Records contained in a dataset

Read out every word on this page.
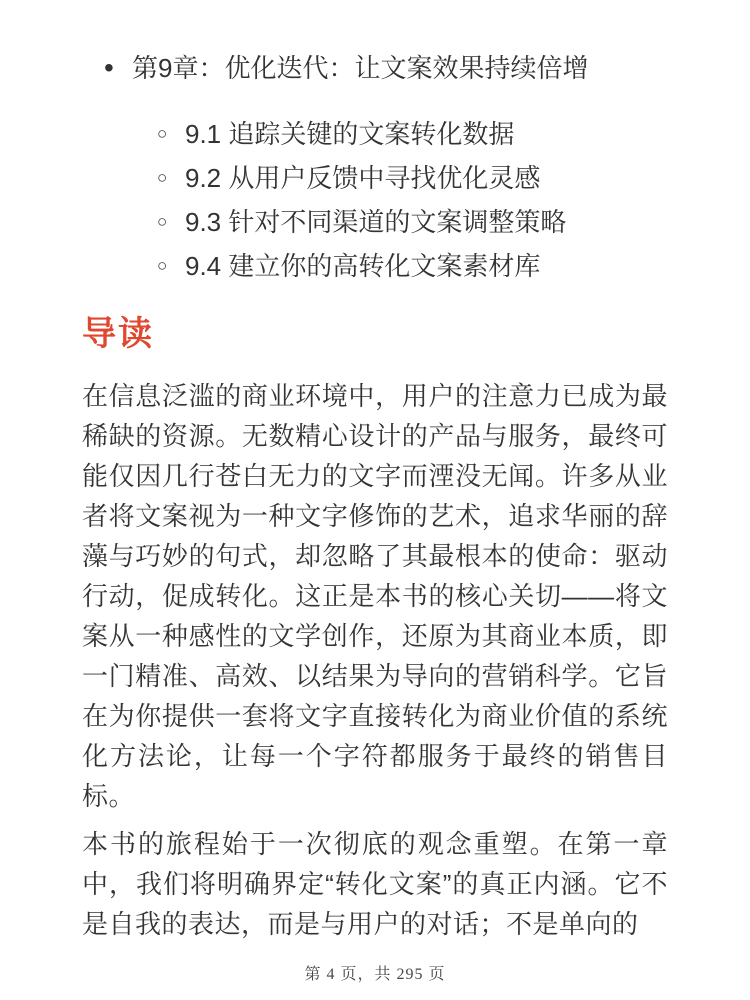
• 第9章：优化迭代：让文案效果持续倍增
○ 9.1 追踪关键的文案转化数据
○ 9.2 从用户反馈中寻找优化灵感
○ 9.3 针对不同渠道的文案调整策略
○ 9.4 建立你的高转化文案素材库
导读

在信息泛滥的商业环境中，用户的注意力已成为最稀缺的资源。无数精心设计的产品与服务，最终可能仅因几行苍白无力的文字而湮没无闻。许多从业者将文案视为一种文字修饰的艺术，追求华丽的辞藻与巧妙的句式，却忽略了其最根本的使命：驱动行动，促成转化。这正是本书的核心关切——将文案从一种感性的文学创作，还原为其商业本质，即一门精准、高效、以结果为导向的营销科学。它旨在为你提供一套将文字直接转化为商业价值的系统化方法论，让每一个字符都服务于最终的销售目标。

本书的旅程始于一次彻底的观念重塑。在第一章中，我们将明确界定“转化文案”的真正内涵。它不是自我的表达，而是与用户的对话；不是单向的

第 4 页，共 295 页
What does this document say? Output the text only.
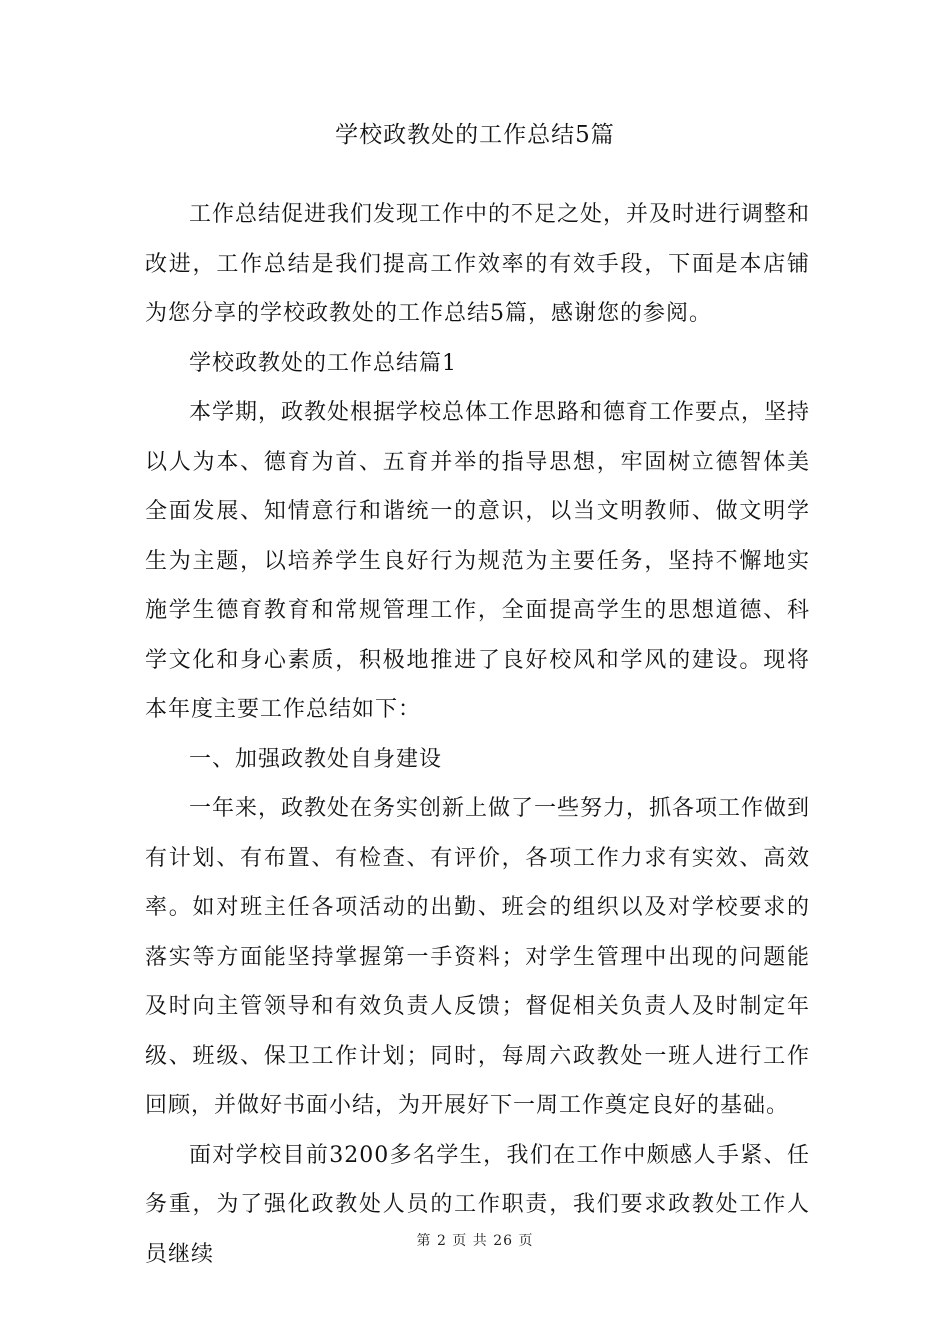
学校政教处的工作总结5篇

工作总结促进我们发现工作中的不足之处，并及时进行调整和改进，工作总结是我们提高工作效率的有效手段，下面是本店铺为您分享的学校政教处的工作总结5篇，感谢您的参阅。

学校政教处的工作总结篇1

本学期，政教处根据学校总体工作思路和德育工作要点，坚持以人为本、德育为首、五育并举的指导思想，牢固树立德智体美全面发展、知情意行和谐统一的意识，以当文明教师、做文明学生为主题，以培养学生良好行为规范为主要任务，坚持不懈地实施学生德育教育和常规管理工作，全面提高学生的思想道德、科学文化和身心素质，积极地推进了良好校风和学风的建设。现将本年度主要工作总结如下：

一、加强政教处自身建设

一年来，政教处在务实创新上做了一些努力，抓各项工作做到有计划、有布置、有检查、有评价，各项工作力求有实效、高效率。如对班主任各项活动的出勤、班会的组织以及对学校要求的落实等方面能坚持掌握第一手资料；对学生管理中出现的问题能及时向主管领导和有效负责人反馈；督促相关负责人及时制定年级、班级、保卫工作计划；同时，每周六政教处一班人进行工作回顾，并做好书面小结，为开展好下一周工作奠定良好的基础。

面对学校目前3200多名学生，我们在工作中颇感人手紧、任务重，为了强化政教处人员的工作职责，我们要求政教处工作人员继续

第 2 页 共 26 页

What you have to do
Write out the whole listing exactly, and drop the pictures.

Response to this exercise
Read out every word on this page.
• 第9章：优化迭代：让文案效果持续倍增
○ 9.1 追踪关键的文案转化数据
○ 9.2 从用户反馈中寻找优化灵感
○ 9.3 针对不同渠道的文案调整策略
○ 9.4 建立你的高转化文案素材库
导读

在信息泛滥的商业环境中，用户的注意力已成为最稀缺的资源。无数精心设计的产品与服务，最终可能仅因几行苍白无力的文字而湮没无闻。许多从业者将文案视为一种文字修饰的艺术，追求华丽的辞藻与巧妙的句式，却忽略了其最根本的使命：驱动行动，促成转化。这正是本书的核心关切——将文案从一种感性的文学创作，还原为其商业本质，即一门精准、高效、以结果为导向的营销科学。它旨在为你提供一套将文字直接转化为商业价值的系统化方法论，让每一个字符都服务于最终的销售目标。

本书的旅程始于一次彻底的观念重塑。在第一章中，我们将明确界定“转化文案”的真正内涵。它不是自我的表达，而是与用户的对话；不是单向的

第 4 页，共 295 页
What does this document say? Output the text only.
学校政教处的工作总结5篇

工作总结促进我们发现工作中的不足之处，并及时进行调整和改进，工作总结是我们提高工作效率的有效手段，下面是本店铺为您分享的学校政教处的工作总结5篇，感谢您的参阅。

学校政教处的工作总结篇1

本学期，政教处根据学校总体工作思路和德育工作要点，坚持以人为本、德育为首、五育并举的指导思想，牢固树立德智体美全面发展、知情意行和谐统一的意识，以当文明教师、做文明学生为主题，以培养学生良好行为规范为主要任务，坚持不懈地实施学生德育教育和常规管理工作，全面提高学生的思想道德、科学文化和身心素质，积极地推进了良好校风和学风的建设。现将本年度主要工作总结如下：

一、加强政教处自身建设

一年来，政教处在务实创新上做了一些努力，抓各项工作做到有计划、有布置、有检查、有评价，各项工作力求有实效、高效率。如对班主任各项活动的出勤、班会的组织以及对学校要求的落实等方面能坚持掌握第一手资料；对学生管理中出现的问题能及时向主管领导和有效负责人反馈；督促相关负责人及时制定年级、班级、保卫工作计划；同时，每周六政教处一班人进行工作回顾，并做好书面小结，为开展好下一周工作奠定良好的基础。

面对学校目前3200多名学生，我们在工作中颇感人手紧、任务重，为了强化政教处人员的工作职责，我们要求政教处工作人员继续

第 2 页 共 26 页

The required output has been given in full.